## Listagem a processar
________________________________________
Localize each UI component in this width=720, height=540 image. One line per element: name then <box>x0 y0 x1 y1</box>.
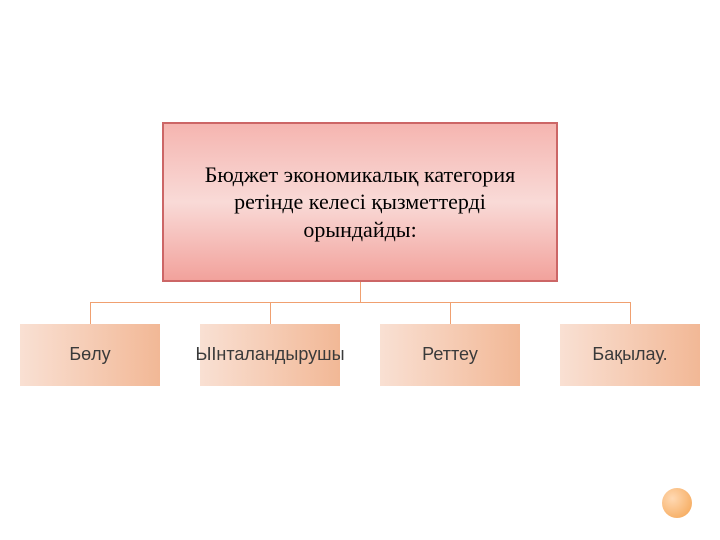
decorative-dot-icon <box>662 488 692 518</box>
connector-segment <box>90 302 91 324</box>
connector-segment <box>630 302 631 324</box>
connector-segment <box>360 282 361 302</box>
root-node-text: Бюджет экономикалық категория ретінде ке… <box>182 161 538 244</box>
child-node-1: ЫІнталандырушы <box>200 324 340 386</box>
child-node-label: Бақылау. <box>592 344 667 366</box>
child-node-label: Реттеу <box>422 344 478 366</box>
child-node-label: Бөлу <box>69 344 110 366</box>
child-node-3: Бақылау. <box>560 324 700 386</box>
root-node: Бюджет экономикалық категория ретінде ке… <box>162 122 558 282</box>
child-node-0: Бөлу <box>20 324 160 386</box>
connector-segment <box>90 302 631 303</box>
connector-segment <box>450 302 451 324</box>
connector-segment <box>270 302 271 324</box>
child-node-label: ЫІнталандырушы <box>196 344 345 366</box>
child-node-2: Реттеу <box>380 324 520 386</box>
________________________________________
## Instruções do exercício
Reproduza sem nenhuma alteração todas as linhas da listagem acima, omitindo a imagem.

## Resposta abaixo
Localize each UI component in this width=720, height=540 image. One line per element: name then <box>x0 y0 x1 y1</box>.
decorative-dot-icon <box>662 488 692 518</box>
connector-segment <box>90 302 91 324</box>
connector-segment <box>630 302 631 324</box>
connector-segment <box>360 282 361 302</box>
root-node-text: Бюджет экономикалық категория ретінде ке… <box>182 161 538 244</box>
child-node-1: ЫІнталандырушы <box>200 324 340 386</box>
child-node-label: Бақылау. <box>592 344 667 366</box>
child-node-label: Реттеу <box>422 344 478 366</box>
child-node-label: Бөлу <box>69 344 110 366</box>
child-node-3: Бақылау. <box>560 324 700 386</box>
root-node: Бюджет экономикалық категория ретінде ке… <box>162 122 558 282</box>
child-node-0: Бөлу <box>20 324 160 386</box>
connector-segment <box>90 302 631 303</box>
connector-segment <box>450 302 451 324</box>
connector-segment <box>270 302 271 324</box>
child-node-label: ЫІнталандырушы <box>196 344 345 366</box>
child-node-2: Реттеу <box>380 324 520 386</box>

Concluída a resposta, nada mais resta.